§ **WHAT THE EXERCISE ASKS**: Search the data below for "name"; list each line that holds it.

§ **EXERCISE MATERIAL**:
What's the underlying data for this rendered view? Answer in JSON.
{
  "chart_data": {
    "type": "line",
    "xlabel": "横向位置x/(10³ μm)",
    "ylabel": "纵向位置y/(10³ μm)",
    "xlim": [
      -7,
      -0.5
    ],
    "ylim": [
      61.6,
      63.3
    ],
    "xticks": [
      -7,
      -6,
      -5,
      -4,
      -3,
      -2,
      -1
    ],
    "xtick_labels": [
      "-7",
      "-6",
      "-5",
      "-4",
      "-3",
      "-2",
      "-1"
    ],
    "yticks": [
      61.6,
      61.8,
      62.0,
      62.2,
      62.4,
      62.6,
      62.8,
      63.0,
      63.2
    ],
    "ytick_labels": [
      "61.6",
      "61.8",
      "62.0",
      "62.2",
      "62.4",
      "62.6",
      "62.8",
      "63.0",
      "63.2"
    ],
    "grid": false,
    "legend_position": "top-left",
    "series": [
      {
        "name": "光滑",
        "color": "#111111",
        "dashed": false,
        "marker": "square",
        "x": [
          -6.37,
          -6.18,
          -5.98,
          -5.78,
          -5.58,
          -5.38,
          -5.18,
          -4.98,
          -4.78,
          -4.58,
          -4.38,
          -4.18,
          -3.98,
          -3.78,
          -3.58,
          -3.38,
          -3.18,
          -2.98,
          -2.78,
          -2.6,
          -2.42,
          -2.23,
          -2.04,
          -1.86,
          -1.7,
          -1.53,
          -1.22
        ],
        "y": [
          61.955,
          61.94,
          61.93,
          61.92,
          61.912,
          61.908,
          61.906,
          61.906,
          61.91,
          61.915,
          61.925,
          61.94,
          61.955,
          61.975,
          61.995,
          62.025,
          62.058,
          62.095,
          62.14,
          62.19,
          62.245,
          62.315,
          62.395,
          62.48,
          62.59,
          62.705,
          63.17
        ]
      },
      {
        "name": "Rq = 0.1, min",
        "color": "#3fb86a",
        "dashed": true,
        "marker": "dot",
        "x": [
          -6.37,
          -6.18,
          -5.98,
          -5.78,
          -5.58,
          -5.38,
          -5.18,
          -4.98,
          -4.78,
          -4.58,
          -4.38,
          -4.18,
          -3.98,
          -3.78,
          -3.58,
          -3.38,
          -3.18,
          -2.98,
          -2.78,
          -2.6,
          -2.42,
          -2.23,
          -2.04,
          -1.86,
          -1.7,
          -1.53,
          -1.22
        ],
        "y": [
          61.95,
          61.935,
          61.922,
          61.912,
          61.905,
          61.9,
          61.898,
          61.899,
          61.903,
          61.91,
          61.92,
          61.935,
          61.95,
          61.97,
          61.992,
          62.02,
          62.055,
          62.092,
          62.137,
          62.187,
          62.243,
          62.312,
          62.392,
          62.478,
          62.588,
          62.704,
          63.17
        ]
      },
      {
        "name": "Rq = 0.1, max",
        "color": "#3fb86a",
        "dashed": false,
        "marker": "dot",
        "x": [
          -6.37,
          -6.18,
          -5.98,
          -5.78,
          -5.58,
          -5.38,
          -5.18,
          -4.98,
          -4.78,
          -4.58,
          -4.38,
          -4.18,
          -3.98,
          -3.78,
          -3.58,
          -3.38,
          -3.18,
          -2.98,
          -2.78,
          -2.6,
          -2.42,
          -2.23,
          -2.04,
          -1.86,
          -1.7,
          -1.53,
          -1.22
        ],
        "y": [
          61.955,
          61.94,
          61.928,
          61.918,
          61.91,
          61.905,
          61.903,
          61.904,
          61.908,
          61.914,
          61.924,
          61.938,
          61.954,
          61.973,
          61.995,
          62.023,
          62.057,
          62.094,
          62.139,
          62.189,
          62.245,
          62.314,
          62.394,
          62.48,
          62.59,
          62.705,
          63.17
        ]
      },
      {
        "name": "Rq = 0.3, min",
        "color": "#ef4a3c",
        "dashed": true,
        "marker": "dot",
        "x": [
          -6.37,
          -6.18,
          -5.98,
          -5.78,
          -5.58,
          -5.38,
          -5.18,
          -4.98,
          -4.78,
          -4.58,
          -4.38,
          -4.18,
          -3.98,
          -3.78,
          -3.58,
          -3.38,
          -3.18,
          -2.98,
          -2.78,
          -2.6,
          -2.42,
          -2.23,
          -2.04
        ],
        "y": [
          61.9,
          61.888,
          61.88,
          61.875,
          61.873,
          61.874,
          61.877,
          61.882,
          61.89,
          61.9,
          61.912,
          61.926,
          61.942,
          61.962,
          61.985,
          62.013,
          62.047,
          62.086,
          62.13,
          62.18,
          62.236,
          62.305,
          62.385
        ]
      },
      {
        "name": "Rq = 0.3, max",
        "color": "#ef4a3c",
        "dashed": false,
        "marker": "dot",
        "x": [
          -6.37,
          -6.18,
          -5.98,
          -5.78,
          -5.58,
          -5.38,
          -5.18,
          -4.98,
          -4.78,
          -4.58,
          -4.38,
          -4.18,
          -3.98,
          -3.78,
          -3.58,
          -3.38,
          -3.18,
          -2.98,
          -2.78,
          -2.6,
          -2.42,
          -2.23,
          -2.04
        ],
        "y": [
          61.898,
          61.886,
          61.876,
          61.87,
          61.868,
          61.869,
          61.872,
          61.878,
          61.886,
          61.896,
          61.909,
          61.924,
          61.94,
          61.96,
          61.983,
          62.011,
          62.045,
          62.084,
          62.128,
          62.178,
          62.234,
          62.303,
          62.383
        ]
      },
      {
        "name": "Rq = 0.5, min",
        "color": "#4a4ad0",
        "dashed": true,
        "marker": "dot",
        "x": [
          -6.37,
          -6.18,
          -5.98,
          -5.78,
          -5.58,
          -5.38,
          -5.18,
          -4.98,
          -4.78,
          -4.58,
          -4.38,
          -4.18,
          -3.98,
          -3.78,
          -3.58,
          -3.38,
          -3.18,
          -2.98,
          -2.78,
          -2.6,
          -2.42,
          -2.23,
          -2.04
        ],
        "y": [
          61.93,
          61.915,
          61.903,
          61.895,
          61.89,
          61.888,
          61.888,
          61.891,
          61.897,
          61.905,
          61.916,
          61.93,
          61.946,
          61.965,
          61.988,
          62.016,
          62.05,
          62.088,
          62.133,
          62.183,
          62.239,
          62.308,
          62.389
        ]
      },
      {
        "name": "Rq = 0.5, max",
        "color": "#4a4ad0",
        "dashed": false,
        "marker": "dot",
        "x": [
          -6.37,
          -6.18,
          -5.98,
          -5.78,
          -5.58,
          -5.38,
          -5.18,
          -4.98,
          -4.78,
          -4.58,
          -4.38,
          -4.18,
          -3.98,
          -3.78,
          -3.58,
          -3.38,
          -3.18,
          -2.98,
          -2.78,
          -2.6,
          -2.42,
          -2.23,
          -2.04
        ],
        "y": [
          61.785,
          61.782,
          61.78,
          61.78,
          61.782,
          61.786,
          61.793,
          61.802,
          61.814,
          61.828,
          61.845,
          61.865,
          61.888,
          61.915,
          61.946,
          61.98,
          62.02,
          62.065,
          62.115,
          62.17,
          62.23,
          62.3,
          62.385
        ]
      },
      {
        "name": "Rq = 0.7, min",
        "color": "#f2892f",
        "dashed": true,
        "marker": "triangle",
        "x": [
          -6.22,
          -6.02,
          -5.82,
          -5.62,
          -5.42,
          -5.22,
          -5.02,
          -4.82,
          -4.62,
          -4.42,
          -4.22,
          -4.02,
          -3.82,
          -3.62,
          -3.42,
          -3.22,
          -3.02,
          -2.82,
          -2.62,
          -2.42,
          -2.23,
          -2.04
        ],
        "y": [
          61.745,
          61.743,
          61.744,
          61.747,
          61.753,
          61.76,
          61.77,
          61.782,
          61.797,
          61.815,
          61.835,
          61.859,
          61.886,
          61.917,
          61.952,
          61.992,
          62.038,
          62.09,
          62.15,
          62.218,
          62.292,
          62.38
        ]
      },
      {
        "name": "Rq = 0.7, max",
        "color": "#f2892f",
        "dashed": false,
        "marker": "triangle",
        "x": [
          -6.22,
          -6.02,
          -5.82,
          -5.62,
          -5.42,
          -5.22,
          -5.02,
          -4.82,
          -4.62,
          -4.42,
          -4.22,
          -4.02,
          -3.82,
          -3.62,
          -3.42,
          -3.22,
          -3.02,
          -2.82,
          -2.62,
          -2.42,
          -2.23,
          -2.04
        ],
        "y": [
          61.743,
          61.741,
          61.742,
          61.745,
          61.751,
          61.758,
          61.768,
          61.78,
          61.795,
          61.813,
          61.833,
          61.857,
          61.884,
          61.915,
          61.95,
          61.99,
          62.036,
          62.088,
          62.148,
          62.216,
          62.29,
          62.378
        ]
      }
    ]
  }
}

§ **FINISHED TASK**:
        "name": "光滑",
        "name": "Rq = 0.1, min",
        "name": "Rq = 0.1, max",
        "name": "Rq = 0.3, min",
        "name": "Rq = 0.3, max",
        "name": "Rq = 0.5, min",
        "name": "Rq = 0.5, max",
        "name": "Rq = 0.7, min",
        "name": "Rq = 0.7, max",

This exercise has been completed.